Start Exercise data

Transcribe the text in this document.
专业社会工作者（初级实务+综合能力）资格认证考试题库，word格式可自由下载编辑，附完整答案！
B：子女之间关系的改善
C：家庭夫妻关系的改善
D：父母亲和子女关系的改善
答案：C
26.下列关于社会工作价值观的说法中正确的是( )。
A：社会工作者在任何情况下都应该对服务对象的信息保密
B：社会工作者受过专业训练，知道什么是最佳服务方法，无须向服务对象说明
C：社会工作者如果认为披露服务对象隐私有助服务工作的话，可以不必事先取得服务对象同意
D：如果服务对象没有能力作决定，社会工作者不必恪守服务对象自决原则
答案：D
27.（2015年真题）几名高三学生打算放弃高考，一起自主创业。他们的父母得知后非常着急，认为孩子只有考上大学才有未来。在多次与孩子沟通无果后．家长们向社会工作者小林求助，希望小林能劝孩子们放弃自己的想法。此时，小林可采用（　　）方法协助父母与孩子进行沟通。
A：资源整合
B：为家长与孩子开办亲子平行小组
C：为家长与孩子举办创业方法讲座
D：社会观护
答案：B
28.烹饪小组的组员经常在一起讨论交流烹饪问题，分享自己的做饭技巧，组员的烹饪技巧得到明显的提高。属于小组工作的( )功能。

End Exercise data
Start Exercise data

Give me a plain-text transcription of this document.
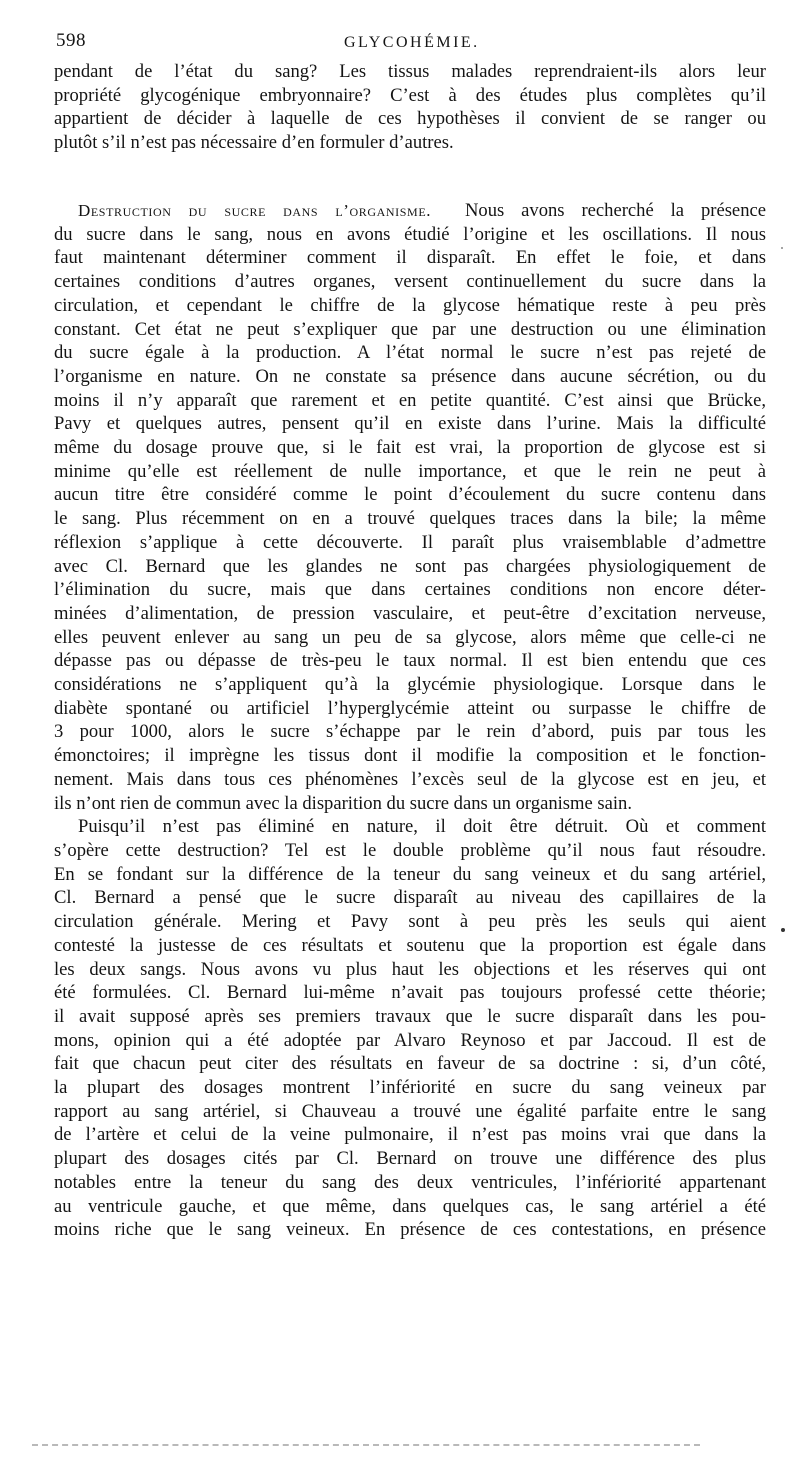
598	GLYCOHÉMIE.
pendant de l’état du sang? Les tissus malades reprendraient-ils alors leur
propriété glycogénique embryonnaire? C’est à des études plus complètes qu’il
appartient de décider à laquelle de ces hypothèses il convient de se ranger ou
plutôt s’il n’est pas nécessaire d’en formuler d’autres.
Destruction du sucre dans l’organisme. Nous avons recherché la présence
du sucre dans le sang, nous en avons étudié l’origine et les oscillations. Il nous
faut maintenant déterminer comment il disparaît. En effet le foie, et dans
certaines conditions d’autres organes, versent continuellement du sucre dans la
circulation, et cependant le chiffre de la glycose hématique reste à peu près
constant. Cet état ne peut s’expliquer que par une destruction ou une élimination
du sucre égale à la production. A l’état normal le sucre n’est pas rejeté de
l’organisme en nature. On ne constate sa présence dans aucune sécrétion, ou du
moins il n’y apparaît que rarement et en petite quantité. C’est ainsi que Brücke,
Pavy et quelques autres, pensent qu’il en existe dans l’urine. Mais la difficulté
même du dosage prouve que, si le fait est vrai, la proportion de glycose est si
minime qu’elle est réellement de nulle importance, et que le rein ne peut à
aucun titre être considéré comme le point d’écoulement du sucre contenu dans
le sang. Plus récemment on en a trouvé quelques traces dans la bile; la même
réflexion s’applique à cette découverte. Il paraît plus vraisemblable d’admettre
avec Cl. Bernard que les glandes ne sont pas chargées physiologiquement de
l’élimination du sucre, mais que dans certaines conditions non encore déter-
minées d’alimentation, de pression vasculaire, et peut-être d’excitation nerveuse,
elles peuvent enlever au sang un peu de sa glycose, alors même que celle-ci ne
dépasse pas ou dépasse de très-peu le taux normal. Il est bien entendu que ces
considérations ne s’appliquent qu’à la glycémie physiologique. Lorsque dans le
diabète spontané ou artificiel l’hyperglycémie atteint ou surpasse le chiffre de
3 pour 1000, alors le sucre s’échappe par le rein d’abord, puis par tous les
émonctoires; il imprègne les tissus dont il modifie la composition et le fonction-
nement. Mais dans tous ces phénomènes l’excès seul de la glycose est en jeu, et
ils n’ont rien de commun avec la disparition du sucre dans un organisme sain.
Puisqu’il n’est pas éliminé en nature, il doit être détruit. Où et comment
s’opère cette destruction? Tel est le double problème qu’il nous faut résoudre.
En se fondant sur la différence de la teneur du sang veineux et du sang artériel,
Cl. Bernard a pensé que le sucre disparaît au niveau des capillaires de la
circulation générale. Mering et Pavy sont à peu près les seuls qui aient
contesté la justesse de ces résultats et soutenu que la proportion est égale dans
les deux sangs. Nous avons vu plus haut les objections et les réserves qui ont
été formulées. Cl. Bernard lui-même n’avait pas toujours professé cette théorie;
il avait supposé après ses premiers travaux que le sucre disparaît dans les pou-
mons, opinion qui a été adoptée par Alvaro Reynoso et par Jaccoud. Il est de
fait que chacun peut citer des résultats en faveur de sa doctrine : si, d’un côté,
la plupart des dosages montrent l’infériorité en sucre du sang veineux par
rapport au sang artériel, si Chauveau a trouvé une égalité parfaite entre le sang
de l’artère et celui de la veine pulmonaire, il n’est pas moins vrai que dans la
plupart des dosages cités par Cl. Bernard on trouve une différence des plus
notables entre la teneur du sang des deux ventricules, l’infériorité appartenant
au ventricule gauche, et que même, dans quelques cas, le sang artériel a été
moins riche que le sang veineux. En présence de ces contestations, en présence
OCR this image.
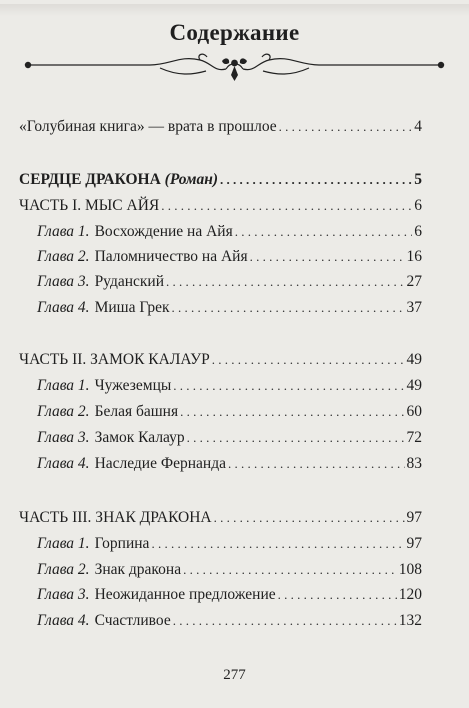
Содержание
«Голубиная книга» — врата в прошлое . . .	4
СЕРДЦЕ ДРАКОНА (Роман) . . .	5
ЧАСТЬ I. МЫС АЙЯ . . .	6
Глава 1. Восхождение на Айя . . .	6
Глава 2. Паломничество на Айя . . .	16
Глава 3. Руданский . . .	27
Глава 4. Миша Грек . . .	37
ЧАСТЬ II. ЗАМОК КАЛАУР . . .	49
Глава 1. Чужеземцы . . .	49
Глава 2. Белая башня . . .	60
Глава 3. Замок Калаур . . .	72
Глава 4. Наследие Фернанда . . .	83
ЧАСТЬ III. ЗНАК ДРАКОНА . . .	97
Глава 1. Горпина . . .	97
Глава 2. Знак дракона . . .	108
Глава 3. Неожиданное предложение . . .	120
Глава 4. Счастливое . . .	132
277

End Exercise data

From the listing, copy each line containing the word "alors".

pendant de l’état du sang? Les tissus malades reprendraient-ils alors leur
elles peuvent enlever au sang un peu de sa glycose, alors même que celle-ci ne
3 pour 1000, alors le sucre s’échappe par le rein d’abord, puis par tous les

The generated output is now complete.